# start of EXERCISE MATERIALS

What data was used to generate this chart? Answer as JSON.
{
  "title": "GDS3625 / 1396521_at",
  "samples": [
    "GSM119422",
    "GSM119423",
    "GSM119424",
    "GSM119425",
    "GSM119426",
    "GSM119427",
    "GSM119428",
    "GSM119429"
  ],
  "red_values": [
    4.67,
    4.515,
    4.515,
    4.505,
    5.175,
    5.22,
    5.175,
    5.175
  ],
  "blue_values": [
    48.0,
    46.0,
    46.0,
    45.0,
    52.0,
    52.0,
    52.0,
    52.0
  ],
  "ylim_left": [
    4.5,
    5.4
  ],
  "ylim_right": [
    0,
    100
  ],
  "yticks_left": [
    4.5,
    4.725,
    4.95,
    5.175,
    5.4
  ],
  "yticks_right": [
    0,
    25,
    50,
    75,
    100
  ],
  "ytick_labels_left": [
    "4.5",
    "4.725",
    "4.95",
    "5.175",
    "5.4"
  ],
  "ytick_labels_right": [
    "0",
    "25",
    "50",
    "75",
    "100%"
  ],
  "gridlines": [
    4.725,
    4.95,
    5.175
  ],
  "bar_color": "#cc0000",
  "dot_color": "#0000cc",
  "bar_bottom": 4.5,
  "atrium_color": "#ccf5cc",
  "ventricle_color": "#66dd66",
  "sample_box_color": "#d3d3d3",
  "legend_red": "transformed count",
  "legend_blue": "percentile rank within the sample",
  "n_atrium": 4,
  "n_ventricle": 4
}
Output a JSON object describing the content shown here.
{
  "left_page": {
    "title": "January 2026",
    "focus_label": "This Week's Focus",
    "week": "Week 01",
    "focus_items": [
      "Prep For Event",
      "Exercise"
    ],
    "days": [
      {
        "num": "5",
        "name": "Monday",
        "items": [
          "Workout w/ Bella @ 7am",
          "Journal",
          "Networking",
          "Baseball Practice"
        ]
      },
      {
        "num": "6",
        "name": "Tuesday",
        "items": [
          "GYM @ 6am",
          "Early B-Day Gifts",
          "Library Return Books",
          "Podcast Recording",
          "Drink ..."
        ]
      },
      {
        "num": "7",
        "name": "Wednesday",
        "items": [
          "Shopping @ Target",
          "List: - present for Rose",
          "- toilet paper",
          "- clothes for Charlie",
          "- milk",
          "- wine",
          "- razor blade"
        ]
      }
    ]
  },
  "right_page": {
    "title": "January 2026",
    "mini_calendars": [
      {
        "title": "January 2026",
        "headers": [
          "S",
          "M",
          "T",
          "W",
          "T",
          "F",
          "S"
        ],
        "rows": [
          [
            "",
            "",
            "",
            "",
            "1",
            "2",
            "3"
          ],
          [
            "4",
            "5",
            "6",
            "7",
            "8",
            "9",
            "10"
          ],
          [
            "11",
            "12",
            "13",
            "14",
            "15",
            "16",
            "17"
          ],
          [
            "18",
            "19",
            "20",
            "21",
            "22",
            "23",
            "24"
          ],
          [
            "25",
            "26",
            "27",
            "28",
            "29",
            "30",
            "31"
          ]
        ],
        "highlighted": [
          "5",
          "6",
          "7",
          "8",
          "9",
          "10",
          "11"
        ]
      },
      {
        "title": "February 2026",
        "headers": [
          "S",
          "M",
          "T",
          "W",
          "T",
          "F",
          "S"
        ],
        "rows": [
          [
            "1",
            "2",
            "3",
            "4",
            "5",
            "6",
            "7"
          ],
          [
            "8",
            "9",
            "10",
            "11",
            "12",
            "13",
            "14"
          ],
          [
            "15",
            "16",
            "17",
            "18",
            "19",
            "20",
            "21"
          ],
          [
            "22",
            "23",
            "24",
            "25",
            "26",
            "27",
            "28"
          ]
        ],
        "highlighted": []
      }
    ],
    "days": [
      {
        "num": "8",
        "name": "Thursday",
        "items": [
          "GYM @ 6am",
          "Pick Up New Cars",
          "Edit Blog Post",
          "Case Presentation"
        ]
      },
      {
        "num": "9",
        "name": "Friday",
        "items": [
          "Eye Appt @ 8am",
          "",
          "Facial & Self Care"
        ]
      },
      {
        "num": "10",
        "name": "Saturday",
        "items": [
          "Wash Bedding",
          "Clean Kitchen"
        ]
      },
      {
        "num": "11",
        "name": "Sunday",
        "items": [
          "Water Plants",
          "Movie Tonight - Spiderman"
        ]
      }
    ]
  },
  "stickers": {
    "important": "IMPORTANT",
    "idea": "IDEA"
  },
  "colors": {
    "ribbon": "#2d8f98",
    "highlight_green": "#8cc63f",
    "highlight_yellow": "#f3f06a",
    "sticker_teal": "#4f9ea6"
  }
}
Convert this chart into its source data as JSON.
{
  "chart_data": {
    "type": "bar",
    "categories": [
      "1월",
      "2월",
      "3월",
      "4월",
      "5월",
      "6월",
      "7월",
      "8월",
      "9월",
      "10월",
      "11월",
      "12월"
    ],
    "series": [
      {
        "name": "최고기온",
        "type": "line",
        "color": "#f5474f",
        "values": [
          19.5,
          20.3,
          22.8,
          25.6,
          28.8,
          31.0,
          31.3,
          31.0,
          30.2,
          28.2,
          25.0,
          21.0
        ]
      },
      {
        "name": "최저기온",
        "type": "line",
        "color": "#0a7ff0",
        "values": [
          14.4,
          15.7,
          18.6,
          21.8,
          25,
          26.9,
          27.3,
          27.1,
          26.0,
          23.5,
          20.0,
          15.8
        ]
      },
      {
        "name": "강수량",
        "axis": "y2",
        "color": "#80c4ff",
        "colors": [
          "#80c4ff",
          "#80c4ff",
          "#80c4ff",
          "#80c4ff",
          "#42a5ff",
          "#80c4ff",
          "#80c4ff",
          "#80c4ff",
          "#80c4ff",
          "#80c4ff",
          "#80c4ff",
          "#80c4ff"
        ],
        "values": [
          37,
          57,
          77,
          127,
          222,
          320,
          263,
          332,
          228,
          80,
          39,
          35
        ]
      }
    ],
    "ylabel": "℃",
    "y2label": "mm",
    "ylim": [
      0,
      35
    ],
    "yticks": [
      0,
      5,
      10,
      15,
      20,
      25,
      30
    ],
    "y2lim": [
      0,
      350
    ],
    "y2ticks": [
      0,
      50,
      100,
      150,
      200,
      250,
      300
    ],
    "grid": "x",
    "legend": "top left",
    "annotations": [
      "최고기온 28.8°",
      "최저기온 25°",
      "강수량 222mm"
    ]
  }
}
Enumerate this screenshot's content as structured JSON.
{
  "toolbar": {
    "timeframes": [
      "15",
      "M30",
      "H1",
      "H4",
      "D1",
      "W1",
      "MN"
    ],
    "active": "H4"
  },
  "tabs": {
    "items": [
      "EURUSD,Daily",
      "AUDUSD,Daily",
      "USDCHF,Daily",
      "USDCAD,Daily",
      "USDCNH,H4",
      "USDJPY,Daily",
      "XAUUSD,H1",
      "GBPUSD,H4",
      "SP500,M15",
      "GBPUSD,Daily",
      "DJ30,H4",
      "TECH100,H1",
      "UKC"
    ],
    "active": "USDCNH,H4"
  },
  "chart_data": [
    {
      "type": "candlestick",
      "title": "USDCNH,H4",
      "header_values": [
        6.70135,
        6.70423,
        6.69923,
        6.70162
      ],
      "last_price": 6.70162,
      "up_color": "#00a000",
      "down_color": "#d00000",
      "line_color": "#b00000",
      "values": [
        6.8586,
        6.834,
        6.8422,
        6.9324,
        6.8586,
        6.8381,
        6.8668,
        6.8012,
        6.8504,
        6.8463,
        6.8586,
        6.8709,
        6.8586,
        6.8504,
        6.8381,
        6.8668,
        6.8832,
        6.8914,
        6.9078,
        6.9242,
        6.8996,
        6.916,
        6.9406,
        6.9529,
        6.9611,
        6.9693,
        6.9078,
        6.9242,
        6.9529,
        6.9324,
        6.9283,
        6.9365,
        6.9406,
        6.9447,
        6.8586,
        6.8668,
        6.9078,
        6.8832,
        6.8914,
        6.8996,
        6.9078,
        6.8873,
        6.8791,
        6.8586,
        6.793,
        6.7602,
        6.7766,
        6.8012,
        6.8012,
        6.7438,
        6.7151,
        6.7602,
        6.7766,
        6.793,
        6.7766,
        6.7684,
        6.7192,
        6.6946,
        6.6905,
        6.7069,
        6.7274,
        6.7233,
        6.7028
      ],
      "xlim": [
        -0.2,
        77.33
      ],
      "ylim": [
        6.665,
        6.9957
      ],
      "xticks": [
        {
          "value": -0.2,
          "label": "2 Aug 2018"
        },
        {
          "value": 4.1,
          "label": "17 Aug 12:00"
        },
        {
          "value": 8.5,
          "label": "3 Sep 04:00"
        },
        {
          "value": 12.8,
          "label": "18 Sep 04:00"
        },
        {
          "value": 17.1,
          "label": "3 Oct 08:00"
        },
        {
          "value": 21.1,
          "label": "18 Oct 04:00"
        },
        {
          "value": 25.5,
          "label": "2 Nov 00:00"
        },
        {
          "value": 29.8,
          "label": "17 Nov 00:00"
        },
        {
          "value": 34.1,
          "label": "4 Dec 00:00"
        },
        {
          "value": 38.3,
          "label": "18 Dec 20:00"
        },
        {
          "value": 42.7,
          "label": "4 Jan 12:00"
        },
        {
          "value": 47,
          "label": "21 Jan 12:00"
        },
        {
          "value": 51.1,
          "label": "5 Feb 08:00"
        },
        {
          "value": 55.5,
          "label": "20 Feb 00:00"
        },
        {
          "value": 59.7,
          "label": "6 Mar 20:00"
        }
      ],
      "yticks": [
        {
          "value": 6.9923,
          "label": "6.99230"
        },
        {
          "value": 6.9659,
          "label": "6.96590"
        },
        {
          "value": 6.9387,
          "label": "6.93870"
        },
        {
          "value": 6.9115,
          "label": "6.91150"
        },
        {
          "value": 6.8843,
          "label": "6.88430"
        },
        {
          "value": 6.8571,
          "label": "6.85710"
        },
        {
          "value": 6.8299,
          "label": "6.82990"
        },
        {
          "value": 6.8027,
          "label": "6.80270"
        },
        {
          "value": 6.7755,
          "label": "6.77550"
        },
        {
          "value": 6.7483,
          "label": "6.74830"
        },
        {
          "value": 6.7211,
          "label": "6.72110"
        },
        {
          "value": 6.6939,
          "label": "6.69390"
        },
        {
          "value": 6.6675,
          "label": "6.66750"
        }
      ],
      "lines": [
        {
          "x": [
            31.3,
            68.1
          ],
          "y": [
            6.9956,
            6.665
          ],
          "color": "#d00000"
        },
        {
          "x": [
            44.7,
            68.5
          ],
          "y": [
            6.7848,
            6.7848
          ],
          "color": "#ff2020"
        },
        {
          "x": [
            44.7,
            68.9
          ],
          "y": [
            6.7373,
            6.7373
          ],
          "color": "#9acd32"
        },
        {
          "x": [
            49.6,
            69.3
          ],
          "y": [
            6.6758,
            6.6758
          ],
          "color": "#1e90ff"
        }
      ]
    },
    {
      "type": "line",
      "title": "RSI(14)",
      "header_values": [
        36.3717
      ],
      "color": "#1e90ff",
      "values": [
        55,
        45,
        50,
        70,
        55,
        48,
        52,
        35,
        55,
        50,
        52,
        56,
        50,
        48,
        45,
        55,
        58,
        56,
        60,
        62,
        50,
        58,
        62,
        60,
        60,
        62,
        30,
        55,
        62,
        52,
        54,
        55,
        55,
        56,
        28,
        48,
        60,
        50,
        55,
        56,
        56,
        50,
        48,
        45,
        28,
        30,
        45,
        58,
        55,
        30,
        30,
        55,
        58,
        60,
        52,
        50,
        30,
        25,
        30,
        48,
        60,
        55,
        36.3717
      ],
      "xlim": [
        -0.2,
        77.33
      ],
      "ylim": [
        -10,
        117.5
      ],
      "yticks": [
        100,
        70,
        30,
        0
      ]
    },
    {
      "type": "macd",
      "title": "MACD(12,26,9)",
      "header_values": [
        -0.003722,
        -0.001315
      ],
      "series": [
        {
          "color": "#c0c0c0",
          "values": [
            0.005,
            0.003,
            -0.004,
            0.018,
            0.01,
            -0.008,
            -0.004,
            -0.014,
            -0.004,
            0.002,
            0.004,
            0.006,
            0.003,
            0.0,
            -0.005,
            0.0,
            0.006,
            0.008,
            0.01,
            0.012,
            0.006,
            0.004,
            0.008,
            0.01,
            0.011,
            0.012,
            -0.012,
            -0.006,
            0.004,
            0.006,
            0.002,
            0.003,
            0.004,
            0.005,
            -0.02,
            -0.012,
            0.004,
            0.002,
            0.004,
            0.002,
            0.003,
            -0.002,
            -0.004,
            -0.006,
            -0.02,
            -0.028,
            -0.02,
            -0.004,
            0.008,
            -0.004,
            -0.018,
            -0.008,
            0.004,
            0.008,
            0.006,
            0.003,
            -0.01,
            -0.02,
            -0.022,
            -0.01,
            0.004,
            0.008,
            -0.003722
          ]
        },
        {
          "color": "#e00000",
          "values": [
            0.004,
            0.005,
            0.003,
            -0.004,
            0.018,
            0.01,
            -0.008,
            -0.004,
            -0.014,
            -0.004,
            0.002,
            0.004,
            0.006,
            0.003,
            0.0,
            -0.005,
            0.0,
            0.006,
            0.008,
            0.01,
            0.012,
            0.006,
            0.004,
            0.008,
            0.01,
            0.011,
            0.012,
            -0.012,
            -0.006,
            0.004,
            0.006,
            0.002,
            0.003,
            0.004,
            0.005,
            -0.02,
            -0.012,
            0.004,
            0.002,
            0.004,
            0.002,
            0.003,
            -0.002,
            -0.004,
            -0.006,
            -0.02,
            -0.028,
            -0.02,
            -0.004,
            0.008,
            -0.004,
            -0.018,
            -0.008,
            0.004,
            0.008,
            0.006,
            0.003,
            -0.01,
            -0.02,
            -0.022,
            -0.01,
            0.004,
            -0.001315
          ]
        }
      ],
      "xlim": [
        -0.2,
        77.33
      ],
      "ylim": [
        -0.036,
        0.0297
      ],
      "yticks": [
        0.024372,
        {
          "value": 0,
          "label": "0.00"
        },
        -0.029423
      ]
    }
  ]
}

# end of EXERCISE MATERIALS

## GIVEN PROBLEM
Copy all lines in the listing above where the string "type" appears.

## ANSWER TO THE PROBLEM
    "type": "bar",
        "type": "line",
        "type": "line",
      "type": "candlestick",
      "type": "line",
      "type": "macd",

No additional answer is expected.